Below are some entries. Copy each line that holds the string "vous".

— BEGIN —

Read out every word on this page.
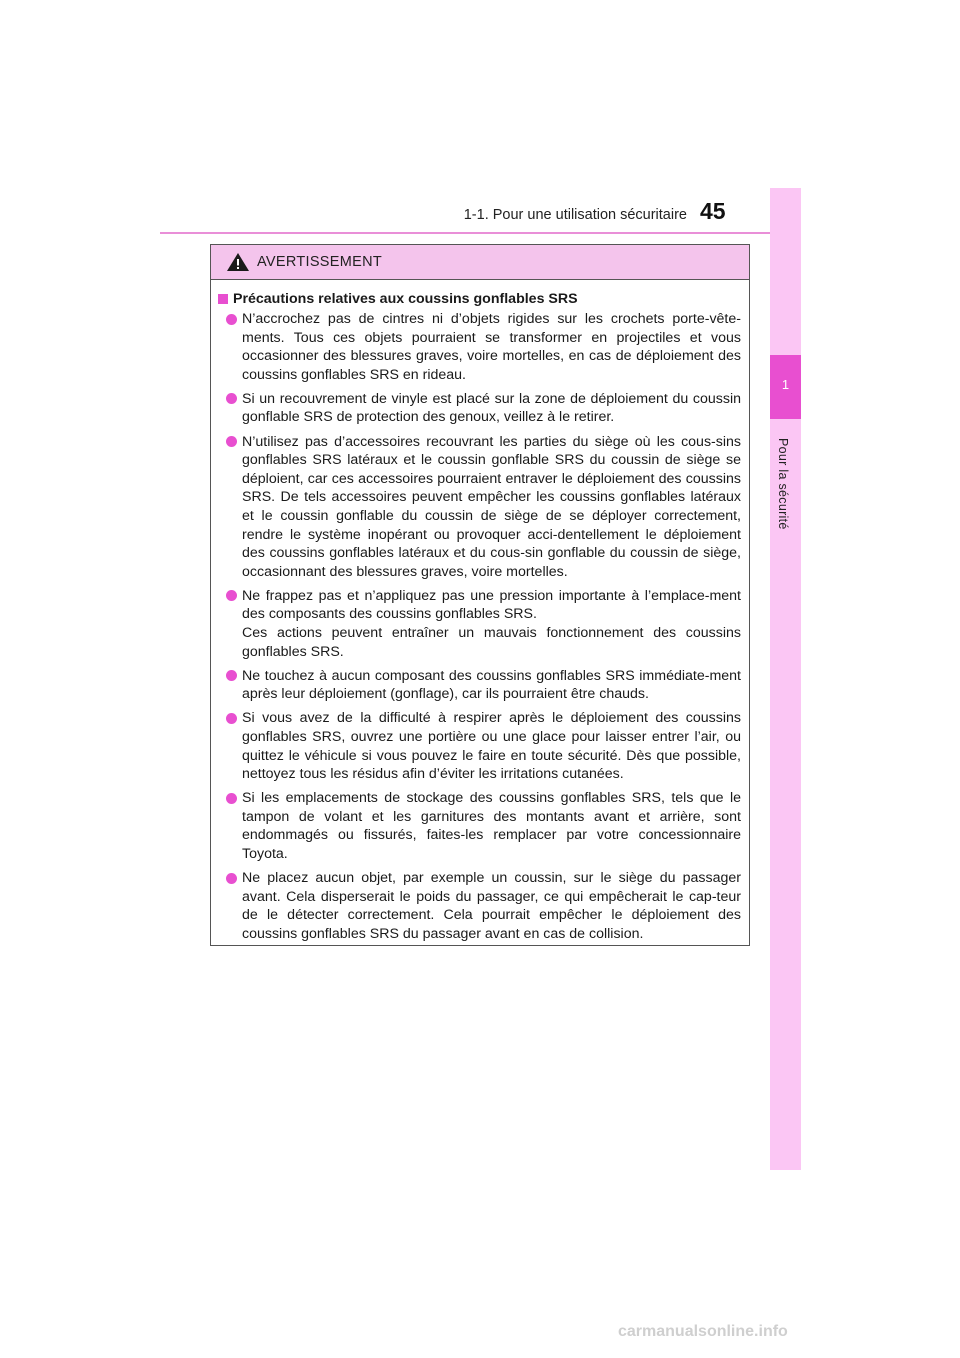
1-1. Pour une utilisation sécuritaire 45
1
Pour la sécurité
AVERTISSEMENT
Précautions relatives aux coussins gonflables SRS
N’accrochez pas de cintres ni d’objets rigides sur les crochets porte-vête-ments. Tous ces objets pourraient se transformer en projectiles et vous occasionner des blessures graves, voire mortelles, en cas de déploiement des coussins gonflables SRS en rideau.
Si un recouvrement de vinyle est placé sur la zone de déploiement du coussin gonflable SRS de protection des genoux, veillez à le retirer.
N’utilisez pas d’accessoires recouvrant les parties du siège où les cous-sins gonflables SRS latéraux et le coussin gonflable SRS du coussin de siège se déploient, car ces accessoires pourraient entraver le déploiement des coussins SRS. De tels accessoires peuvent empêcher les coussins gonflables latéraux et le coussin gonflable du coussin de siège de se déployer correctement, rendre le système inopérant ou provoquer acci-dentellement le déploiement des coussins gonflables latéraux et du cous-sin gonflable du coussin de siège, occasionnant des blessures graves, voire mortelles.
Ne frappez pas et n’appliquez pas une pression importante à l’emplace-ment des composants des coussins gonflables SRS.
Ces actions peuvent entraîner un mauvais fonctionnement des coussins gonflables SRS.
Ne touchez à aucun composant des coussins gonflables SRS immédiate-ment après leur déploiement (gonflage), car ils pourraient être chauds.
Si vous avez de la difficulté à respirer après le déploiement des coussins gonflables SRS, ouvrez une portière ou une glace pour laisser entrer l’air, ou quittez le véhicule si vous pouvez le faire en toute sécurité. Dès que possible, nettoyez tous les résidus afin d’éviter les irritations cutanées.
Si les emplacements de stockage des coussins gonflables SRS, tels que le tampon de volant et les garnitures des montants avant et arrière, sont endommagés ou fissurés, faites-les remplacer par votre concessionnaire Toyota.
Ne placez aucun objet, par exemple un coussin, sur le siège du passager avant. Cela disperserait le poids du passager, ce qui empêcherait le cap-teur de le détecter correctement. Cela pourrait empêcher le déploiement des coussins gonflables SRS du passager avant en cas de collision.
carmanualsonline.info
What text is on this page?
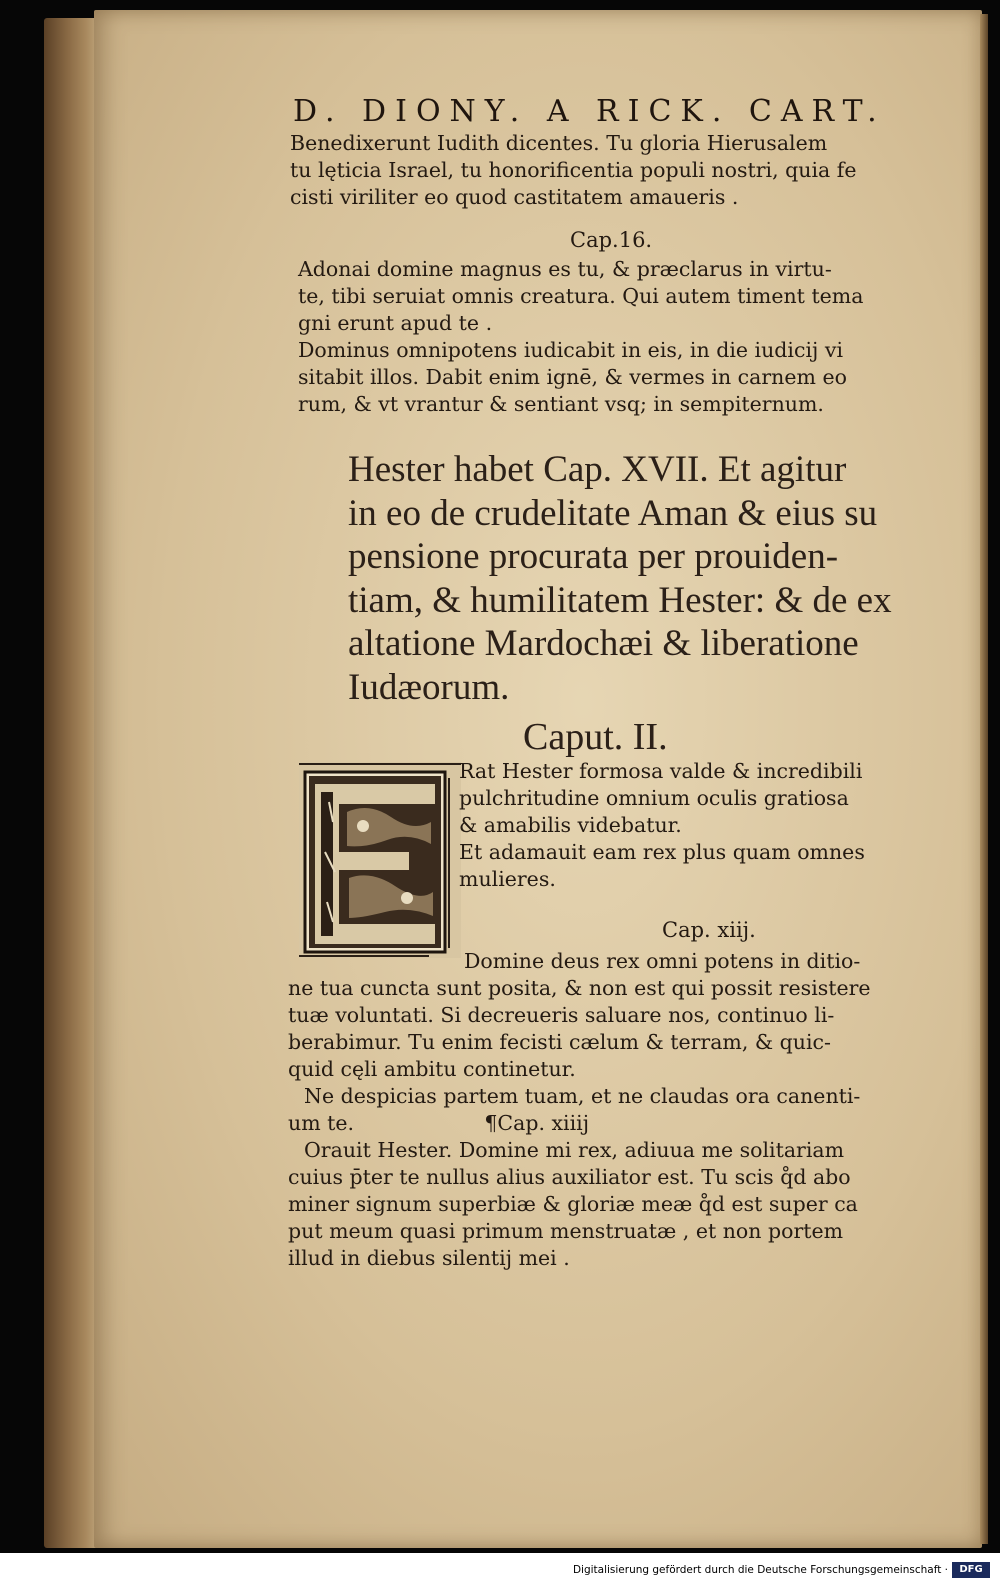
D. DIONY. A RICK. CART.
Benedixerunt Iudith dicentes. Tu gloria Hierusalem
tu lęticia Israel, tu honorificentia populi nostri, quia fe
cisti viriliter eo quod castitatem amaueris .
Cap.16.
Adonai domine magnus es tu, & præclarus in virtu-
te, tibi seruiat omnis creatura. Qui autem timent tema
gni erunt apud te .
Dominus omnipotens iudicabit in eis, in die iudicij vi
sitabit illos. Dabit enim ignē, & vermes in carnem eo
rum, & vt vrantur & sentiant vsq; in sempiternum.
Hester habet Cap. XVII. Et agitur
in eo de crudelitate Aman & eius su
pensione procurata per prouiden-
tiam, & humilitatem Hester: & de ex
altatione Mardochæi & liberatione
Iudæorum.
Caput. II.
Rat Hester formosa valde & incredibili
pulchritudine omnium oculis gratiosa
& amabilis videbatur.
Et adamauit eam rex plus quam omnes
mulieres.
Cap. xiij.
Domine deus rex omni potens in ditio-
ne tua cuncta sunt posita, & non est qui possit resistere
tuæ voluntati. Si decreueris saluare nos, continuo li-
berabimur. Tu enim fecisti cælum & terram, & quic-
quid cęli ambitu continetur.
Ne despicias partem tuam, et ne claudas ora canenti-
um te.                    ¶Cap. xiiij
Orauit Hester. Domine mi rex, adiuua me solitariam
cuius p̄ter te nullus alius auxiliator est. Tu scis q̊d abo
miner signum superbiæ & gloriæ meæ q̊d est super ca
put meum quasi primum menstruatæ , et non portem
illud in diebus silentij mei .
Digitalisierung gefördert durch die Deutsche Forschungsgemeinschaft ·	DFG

— END —

• Output for this task:
N’accrochez pas de cintres ni d’objets rigides sur les crochets porte-vête-ments. Tous ces objets pourraient se transformer en projectiles et vous occasionner des blessures graves, voire mortelles, en cas de déploiement des coussins gonflables SRS en rideau.
Si vous avez de la difficulté à respirer après le déploiement des coussins gonflables SRS, ouvrez une portière ou une glace pour laisser entrer l’air, ou quittez le véhicule si vous pouvez le faire en toute sécurité. Dès que possible, nettoyez tous les résidus afin d’éviter les irritations cutanées.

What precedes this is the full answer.